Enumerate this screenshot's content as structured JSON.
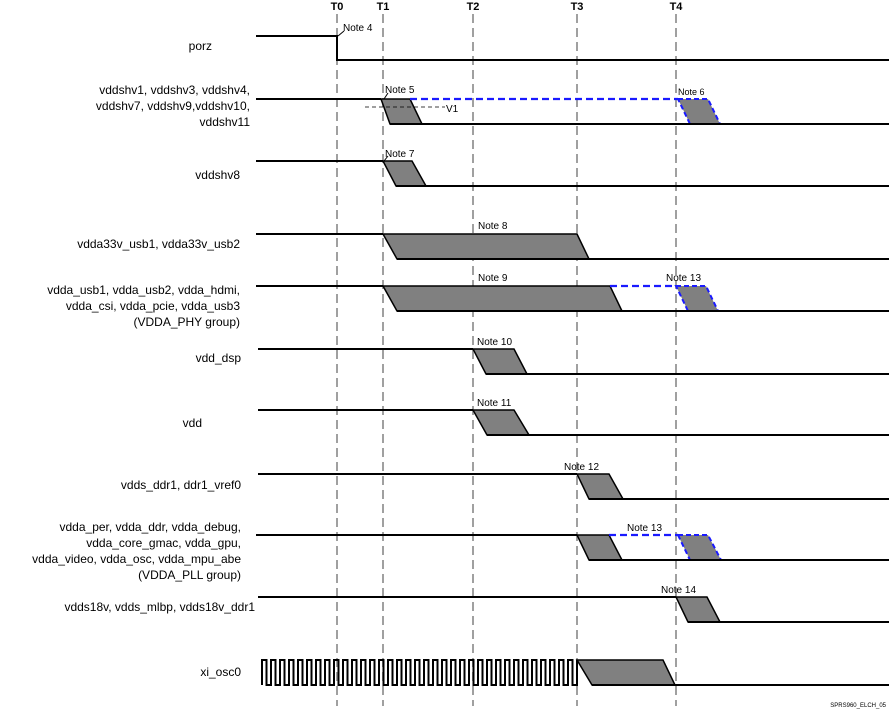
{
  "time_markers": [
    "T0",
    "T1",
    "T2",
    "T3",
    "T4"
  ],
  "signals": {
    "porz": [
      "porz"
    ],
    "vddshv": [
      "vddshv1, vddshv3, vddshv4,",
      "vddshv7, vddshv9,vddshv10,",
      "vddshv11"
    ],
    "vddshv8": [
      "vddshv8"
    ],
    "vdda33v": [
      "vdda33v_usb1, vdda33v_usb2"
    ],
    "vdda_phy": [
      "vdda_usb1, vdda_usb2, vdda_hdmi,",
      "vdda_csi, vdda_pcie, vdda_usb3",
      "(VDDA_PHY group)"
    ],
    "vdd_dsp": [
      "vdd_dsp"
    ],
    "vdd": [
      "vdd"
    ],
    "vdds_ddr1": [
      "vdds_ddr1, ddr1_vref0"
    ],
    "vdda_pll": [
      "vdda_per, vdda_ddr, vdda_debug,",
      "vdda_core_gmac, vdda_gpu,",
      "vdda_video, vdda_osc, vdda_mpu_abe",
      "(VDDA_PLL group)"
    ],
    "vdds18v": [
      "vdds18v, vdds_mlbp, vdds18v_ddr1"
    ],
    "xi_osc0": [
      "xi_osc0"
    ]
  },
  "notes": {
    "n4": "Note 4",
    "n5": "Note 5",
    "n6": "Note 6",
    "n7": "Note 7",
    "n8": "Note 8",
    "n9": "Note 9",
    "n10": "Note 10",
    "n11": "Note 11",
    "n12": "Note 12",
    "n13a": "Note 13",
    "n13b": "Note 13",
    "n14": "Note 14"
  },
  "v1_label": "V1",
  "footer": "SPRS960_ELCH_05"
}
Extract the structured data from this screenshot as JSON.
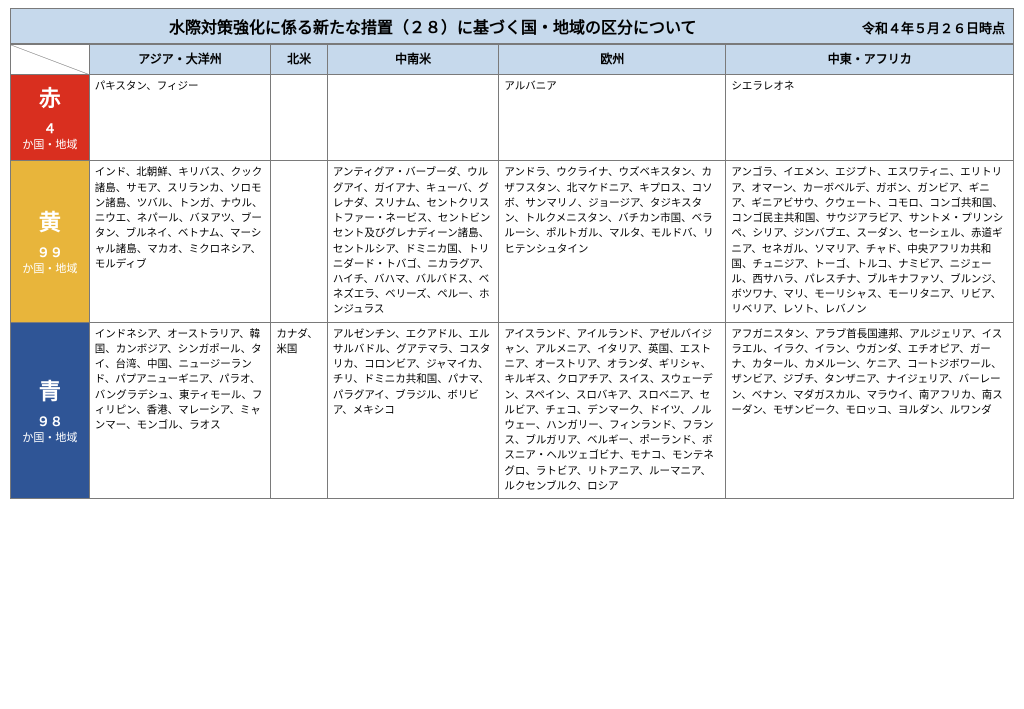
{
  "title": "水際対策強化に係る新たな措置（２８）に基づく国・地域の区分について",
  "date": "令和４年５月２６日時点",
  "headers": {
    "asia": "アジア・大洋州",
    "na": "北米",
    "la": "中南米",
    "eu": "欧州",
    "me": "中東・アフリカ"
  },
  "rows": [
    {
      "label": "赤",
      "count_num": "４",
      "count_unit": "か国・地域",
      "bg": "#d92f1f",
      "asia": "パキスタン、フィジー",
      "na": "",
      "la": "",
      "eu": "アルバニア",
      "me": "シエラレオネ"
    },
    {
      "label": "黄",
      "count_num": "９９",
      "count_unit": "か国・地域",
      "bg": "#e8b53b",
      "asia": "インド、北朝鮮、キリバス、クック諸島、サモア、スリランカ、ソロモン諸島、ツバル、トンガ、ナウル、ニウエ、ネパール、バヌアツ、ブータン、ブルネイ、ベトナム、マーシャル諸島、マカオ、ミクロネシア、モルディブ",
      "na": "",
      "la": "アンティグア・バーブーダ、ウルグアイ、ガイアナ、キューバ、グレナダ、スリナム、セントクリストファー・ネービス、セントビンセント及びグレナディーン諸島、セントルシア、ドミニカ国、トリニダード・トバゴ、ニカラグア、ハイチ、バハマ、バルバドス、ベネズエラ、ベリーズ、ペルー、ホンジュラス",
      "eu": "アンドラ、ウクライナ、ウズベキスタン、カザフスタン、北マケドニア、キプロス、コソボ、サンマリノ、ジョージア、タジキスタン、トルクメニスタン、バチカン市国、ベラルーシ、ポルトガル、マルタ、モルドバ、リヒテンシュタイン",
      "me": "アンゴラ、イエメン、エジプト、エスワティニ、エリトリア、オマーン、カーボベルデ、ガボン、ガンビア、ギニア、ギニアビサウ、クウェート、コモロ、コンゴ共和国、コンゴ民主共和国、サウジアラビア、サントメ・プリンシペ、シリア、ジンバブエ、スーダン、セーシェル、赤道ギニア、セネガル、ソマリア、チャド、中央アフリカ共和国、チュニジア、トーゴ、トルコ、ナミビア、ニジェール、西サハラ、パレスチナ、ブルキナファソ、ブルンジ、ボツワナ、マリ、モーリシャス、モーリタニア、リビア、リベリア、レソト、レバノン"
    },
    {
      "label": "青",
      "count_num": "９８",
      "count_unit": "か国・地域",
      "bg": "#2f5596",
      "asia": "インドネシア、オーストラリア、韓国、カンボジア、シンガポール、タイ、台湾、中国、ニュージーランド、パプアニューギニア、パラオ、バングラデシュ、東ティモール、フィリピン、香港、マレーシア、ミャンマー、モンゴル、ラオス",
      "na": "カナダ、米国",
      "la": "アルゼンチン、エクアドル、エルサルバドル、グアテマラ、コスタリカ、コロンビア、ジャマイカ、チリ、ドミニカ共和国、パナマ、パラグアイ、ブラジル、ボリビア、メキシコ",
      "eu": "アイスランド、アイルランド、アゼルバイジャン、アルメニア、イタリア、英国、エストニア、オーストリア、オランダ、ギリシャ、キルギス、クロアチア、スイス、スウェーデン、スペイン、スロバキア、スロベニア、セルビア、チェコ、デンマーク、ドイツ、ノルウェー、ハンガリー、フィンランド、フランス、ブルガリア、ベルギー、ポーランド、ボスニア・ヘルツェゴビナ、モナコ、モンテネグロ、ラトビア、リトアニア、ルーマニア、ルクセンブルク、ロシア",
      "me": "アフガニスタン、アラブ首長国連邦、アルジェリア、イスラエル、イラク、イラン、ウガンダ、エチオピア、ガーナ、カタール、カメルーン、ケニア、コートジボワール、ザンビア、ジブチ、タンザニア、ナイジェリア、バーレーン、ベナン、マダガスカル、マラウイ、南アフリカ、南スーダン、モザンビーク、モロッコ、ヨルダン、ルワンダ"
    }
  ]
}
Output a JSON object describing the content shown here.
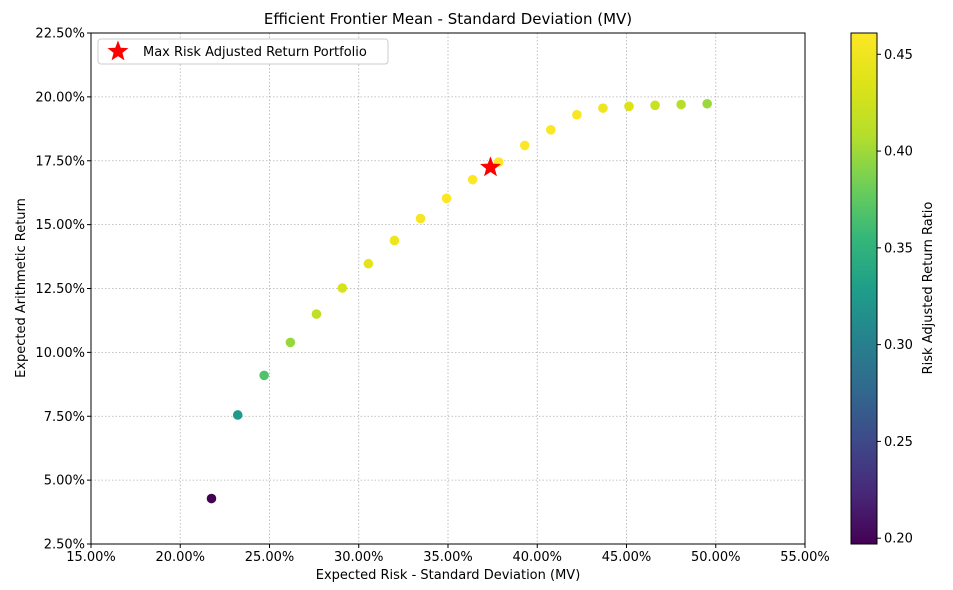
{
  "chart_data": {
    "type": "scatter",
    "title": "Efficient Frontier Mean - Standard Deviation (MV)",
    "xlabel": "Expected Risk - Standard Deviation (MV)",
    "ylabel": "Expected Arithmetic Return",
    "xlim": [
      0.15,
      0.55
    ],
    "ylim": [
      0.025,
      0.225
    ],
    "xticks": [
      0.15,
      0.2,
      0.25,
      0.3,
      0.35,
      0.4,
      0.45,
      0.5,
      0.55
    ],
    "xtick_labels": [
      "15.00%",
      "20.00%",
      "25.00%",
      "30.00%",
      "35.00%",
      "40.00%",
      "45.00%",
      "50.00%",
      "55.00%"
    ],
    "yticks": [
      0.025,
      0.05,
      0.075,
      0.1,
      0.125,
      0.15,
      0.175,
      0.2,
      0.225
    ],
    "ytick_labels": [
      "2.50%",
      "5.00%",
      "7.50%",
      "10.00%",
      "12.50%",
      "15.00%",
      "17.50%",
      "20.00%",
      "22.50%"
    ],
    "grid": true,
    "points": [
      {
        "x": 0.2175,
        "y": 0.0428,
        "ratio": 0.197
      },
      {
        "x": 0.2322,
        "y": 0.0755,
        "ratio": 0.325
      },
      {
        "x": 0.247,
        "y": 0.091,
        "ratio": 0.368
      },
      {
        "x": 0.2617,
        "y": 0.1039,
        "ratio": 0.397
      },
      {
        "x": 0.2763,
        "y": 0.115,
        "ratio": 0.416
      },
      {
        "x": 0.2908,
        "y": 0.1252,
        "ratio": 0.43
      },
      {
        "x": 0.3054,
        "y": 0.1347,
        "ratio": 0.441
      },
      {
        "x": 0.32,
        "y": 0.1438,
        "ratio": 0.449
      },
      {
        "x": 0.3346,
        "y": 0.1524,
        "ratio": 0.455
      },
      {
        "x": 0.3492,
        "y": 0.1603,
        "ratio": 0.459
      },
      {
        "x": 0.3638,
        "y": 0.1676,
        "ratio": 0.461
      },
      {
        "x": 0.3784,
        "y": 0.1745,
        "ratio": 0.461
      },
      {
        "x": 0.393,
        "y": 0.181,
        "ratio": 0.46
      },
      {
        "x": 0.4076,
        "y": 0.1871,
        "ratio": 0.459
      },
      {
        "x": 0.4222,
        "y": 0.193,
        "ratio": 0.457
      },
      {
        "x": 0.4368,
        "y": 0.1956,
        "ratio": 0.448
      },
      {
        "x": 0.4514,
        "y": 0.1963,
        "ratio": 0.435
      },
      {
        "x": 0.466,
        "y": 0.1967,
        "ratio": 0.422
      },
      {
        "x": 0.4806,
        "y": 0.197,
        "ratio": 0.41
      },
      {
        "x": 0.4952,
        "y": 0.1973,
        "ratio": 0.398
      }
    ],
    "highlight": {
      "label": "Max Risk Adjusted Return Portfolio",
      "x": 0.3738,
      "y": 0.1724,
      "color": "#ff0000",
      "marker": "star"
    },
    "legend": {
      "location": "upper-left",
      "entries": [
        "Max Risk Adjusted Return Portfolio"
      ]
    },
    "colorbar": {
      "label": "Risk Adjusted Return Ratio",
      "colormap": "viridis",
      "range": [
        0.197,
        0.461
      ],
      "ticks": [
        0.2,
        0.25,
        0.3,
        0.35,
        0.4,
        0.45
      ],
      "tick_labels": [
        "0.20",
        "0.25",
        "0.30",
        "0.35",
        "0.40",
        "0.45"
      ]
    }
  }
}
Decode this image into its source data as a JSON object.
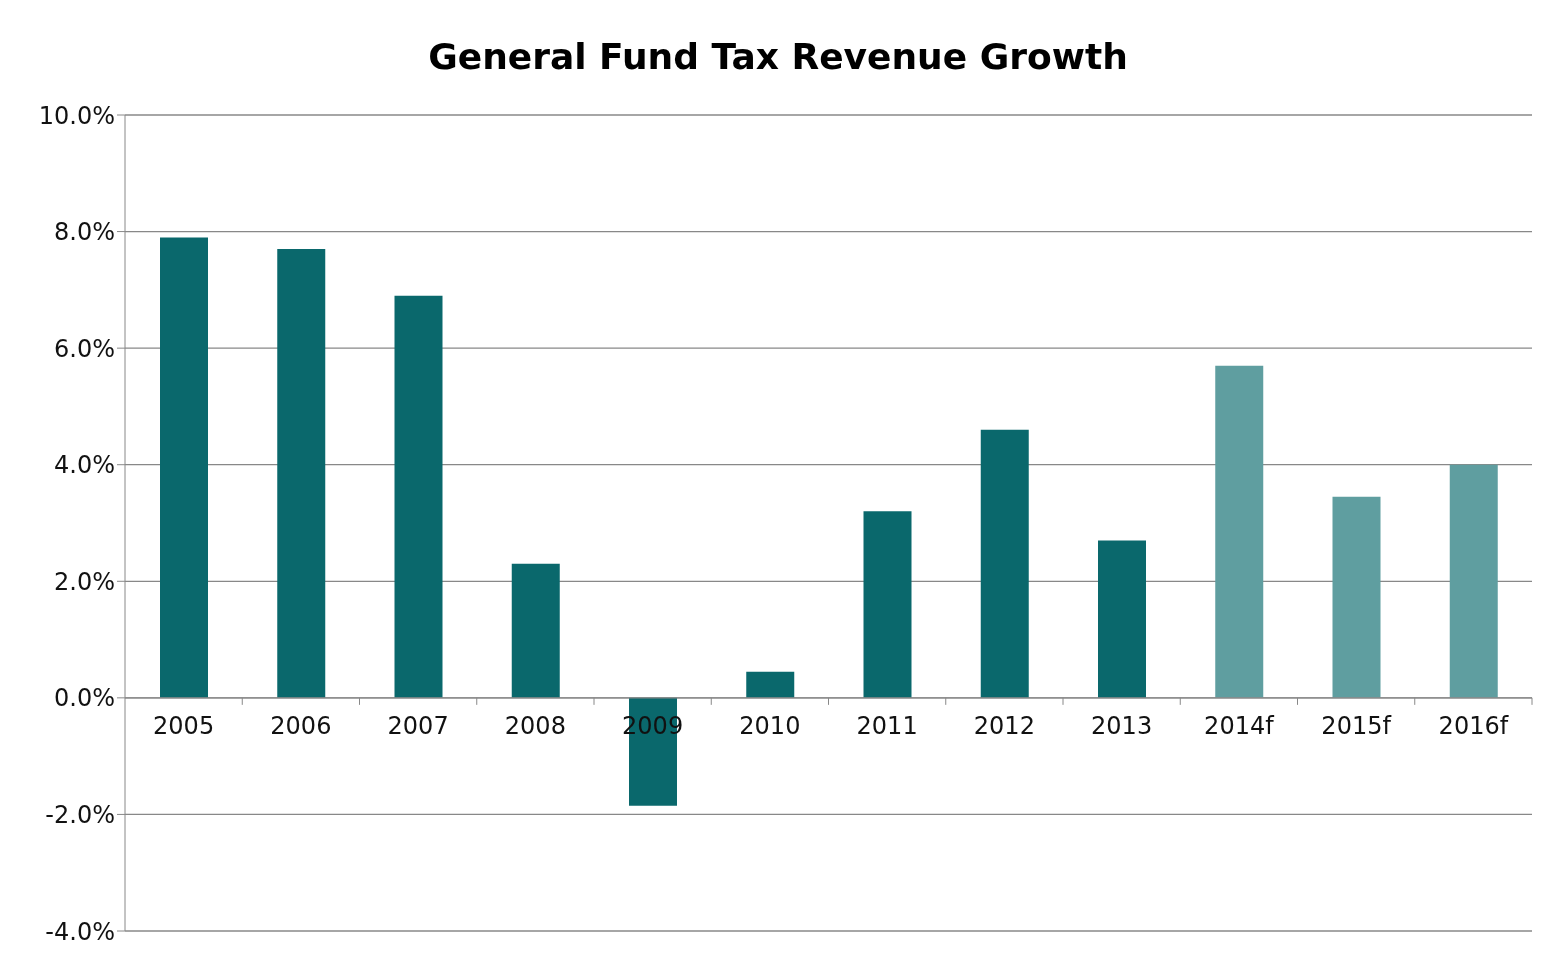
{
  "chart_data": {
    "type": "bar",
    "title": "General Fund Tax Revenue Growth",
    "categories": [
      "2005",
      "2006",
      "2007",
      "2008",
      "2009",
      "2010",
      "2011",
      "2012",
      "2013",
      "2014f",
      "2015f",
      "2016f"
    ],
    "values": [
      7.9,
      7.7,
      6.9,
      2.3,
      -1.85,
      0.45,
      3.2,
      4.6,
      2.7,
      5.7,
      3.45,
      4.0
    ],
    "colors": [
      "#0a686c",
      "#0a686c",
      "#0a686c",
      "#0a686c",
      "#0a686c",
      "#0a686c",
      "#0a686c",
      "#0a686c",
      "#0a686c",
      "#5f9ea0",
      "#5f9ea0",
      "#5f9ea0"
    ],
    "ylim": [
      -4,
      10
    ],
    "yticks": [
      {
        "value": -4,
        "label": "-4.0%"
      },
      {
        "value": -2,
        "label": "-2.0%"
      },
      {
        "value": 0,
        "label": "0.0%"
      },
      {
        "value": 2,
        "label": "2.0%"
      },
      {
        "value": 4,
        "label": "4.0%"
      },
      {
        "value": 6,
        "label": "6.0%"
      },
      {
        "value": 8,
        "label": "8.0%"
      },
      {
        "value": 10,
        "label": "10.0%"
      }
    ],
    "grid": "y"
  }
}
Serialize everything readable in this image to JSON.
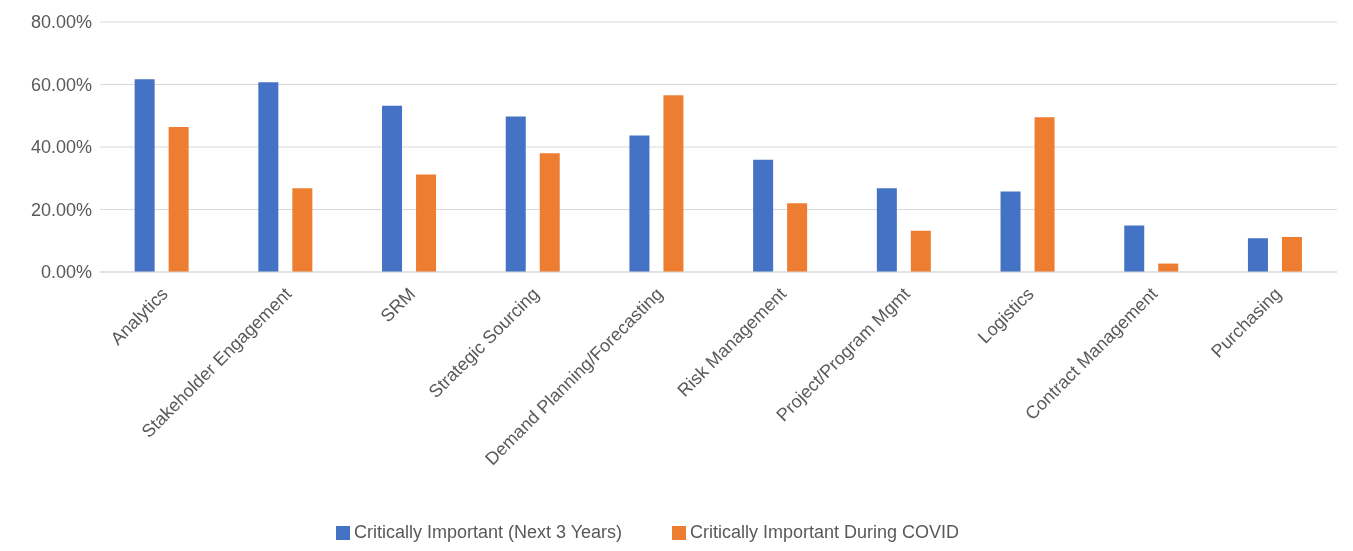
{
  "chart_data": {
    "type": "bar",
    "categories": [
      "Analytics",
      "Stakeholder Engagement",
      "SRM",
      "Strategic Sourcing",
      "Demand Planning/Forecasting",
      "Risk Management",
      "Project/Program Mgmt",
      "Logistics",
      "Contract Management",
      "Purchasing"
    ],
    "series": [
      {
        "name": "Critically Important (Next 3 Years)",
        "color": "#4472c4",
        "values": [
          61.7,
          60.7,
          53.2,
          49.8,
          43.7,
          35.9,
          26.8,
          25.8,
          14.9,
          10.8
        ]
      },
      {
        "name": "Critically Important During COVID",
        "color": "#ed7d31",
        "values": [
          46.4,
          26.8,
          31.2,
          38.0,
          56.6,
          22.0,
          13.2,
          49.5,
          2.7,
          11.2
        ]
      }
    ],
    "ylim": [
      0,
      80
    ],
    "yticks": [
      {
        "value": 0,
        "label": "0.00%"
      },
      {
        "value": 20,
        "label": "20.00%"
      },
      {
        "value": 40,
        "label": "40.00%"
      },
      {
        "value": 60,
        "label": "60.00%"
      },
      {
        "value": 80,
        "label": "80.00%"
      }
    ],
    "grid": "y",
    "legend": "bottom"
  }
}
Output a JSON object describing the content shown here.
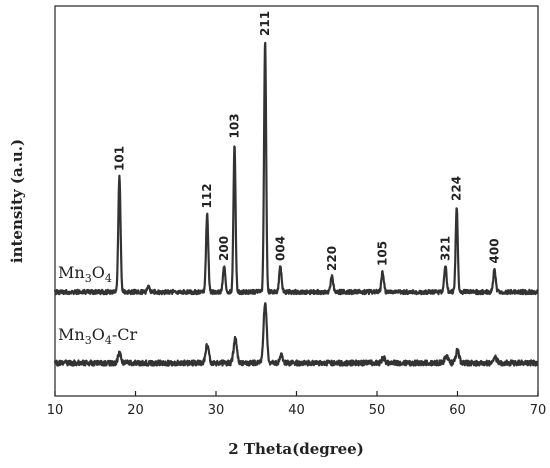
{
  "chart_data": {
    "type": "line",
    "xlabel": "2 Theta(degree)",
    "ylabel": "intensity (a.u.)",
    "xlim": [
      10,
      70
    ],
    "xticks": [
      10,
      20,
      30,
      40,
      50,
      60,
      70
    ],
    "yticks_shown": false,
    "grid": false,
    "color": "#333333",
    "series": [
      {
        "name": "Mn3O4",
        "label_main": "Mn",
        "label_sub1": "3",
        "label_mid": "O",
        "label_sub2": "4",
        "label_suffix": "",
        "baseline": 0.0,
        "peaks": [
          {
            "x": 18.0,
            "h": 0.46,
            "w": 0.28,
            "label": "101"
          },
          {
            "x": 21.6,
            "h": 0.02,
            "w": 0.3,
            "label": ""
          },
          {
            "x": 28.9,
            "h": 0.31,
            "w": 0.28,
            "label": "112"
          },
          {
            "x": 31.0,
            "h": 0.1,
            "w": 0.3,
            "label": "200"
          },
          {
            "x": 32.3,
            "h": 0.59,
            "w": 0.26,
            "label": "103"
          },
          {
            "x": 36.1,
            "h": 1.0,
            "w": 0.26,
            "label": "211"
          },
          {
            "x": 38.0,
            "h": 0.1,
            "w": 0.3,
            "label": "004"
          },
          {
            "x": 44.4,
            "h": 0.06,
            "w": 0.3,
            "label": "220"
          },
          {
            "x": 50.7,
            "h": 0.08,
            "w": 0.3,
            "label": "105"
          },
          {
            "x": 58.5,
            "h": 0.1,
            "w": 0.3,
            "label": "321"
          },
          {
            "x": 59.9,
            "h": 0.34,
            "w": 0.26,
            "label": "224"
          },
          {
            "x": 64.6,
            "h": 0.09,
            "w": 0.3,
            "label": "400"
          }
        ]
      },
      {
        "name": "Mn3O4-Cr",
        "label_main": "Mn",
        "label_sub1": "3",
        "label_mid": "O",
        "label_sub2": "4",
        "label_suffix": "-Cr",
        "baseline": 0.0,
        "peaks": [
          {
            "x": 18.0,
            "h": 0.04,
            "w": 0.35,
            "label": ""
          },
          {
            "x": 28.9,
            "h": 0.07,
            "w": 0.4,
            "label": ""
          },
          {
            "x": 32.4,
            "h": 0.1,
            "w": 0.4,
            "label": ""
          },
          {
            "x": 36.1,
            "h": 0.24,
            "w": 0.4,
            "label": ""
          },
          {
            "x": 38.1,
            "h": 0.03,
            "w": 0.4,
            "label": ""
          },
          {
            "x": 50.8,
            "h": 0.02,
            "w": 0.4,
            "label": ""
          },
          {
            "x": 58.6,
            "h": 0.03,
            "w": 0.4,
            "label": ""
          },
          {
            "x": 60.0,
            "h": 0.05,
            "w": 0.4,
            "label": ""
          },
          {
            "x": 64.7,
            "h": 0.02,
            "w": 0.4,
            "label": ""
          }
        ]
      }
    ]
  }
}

——————

» WHAT TO WORK ON
Extract, from the listing above, every line where the string "Return" occurs.

» RIGHT ANSWER
    "ylabel": "Expected Arithmetic Return",
      "label": "Max Risk Adjusted Return Portfolio",
        "Max Risk Adjusted Return Portfolio"
      "label": "Risk Adjusted Return Ratio",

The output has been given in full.